▸ What the task asks
Gather from the listing below each line that includes the word "accept", and copy it.

▸ Available data
— START —

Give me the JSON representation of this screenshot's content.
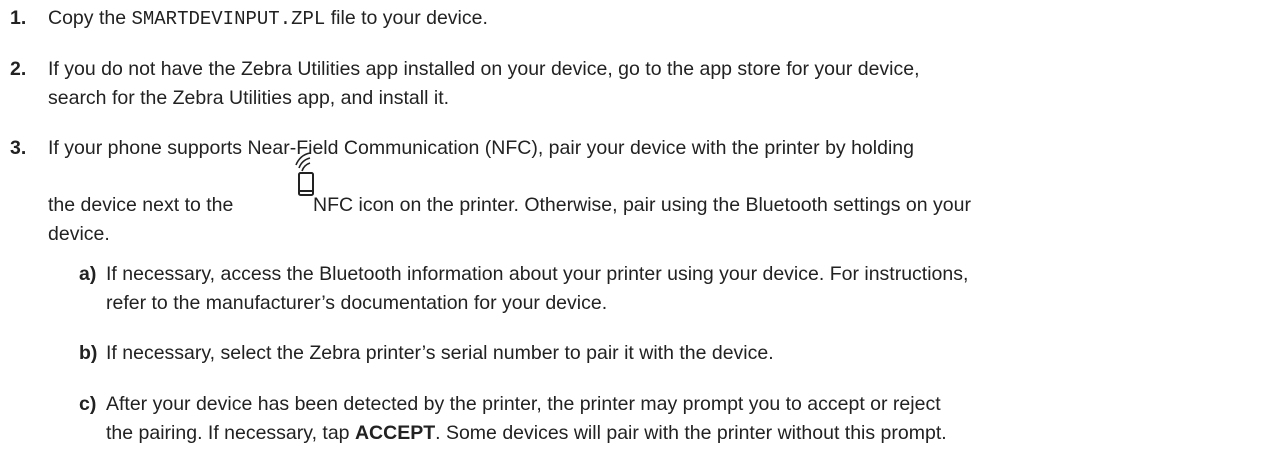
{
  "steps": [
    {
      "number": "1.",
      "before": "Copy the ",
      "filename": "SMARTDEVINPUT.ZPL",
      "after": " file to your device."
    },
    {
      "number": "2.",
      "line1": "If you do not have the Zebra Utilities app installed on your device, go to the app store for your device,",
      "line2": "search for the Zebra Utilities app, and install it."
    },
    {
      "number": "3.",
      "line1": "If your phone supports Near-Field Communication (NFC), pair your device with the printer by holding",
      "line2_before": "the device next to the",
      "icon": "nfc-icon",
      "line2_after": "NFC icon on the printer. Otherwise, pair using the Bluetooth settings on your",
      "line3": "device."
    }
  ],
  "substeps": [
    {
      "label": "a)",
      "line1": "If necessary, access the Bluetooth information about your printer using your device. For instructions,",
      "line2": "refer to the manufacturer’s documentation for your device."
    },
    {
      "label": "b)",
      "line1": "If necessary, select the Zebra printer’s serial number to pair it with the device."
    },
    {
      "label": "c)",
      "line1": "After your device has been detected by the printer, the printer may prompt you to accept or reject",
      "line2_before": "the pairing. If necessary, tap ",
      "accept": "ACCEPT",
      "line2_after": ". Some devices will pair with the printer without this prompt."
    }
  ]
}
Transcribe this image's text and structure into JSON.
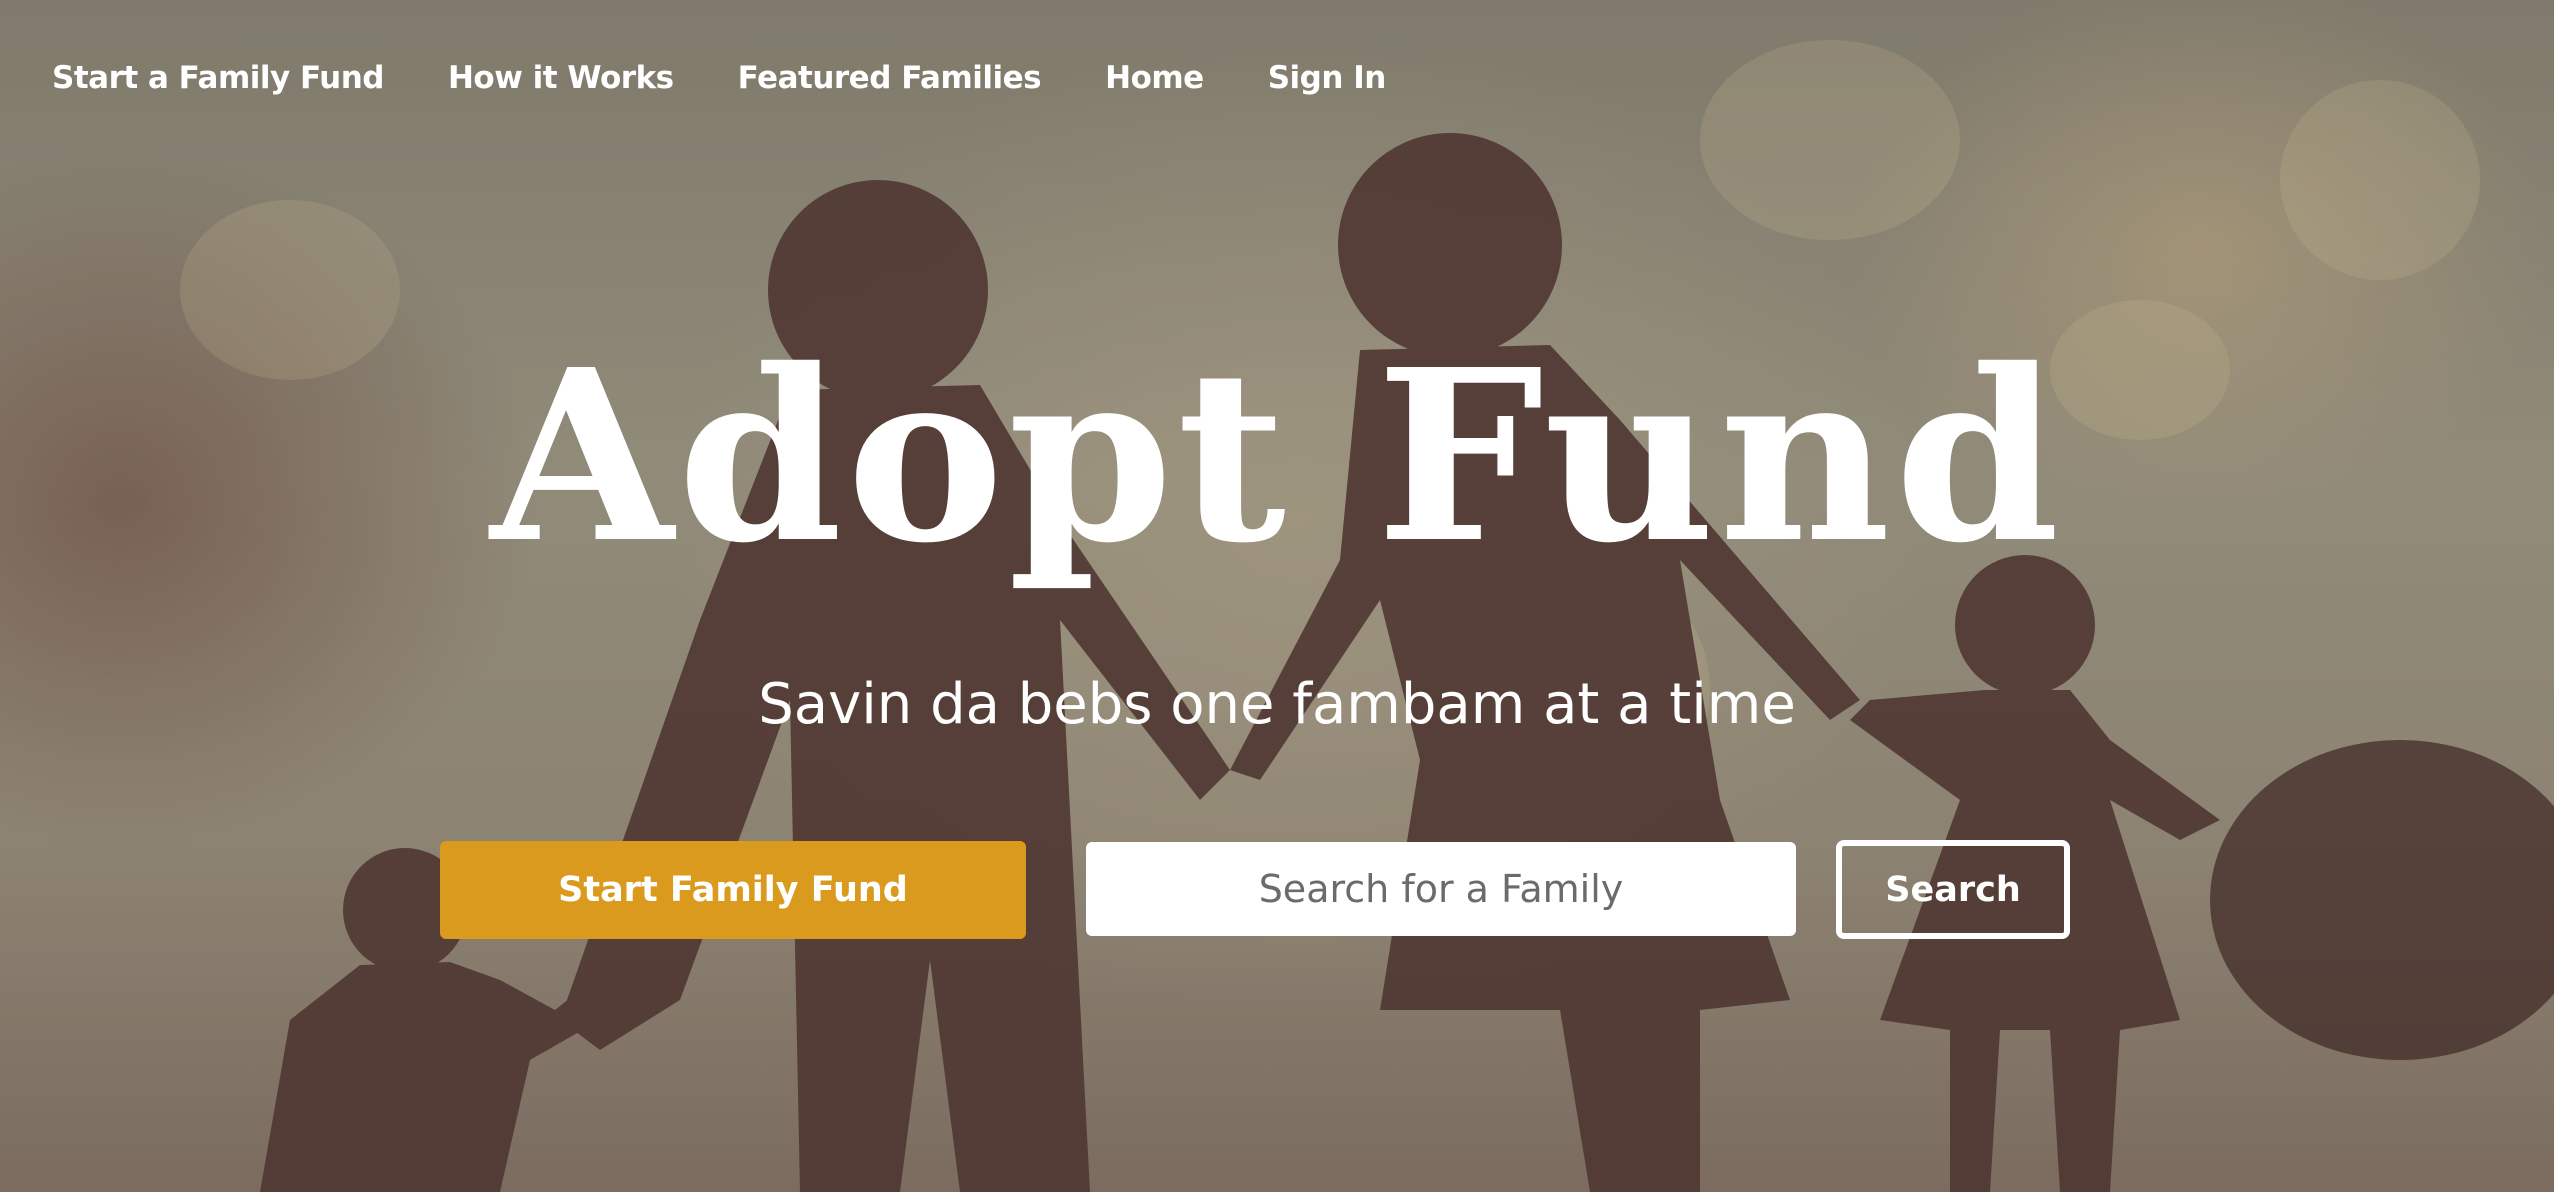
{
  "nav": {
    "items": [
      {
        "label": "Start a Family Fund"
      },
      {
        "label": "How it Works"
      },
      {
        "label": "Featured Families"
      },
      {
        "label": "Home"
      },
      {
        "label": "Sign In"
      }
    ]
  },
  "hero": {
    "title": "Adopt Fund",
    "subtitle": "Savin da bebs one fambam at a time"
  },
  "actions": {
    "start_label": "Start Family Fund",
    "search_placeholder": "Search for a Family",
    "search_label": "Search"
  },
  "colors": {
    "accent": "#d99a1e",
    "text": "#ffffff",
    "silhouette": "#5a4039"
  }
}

— END —
— START —

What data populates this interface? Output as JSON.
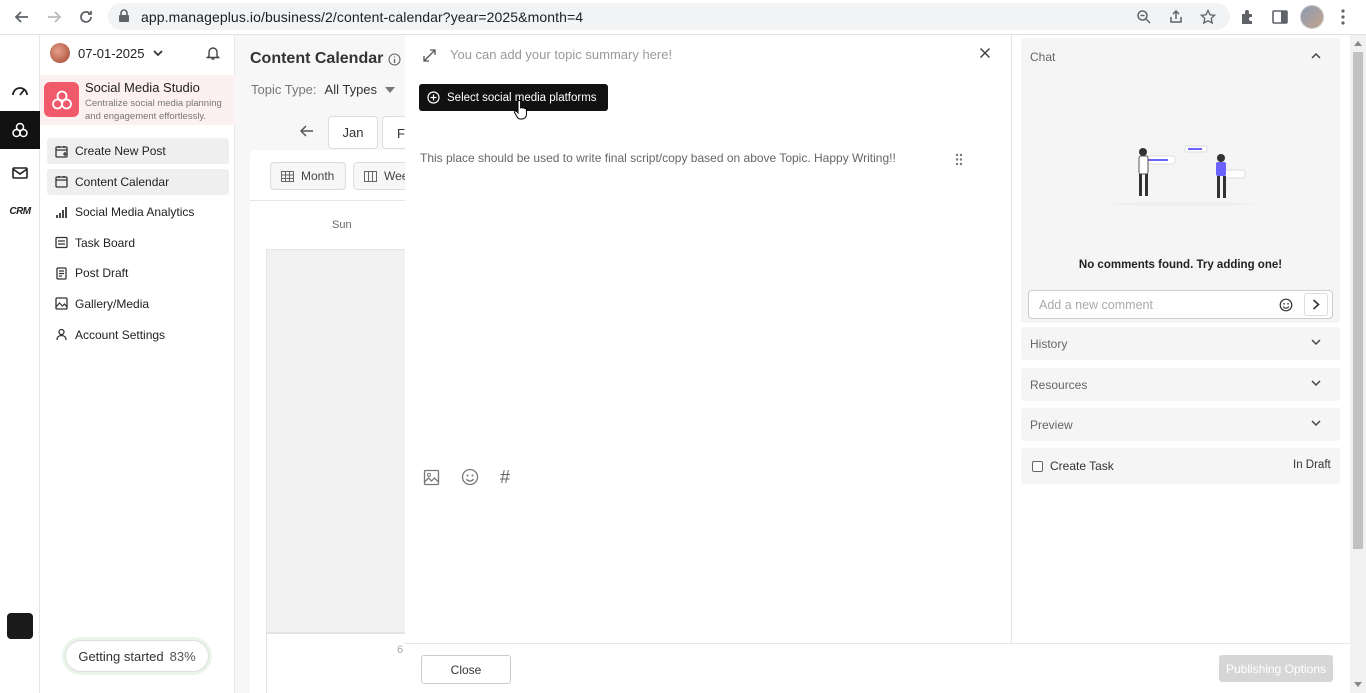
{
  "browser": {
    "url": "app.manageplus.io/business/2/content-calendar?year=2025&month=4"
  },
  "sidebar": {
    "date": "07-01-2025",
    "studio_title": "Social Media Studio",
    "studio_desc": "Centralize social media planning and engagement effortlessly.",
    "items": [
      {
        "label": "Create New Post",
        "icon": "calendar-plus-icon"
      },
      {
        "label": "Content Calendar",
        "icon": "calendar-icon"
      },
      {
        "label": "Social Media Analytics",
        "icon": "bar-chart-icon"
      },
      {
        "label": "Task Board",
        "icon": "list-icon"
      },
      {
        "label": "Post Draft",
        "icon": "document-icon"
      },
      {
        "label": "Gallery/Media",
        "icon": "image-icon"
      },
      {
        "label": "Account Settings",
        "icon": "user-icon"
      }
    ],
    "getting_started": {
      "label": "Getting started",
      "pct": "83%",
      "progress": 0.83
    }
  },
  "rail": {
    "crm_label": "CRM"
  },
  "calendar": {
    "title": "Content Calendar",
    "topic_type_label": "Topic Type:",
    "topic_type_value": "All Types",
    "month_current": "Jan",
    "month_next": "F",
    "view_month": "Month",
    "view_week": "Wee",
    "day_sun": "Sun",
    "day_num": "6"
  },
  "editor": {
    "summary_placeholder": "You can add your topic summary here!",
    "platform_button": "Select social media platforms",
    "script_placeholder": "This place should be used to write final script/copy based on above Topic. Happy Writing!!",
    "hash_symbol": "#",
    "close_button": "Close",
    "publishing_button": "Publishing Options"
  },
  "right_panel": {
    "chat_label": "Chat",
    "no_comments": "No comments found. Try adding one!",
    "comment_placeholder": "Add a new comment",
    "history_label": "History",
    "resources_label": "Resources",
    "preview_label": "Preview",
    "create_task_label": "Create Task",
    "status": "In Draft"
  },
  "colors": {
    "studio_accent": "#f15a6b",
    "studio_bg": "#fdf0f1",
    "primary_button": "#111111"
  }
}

— END —

▸ Output
      "line1": "After your device has been detected by the printer, the printer may prompt you to accept or reject",
      "accept": "ACCEPT",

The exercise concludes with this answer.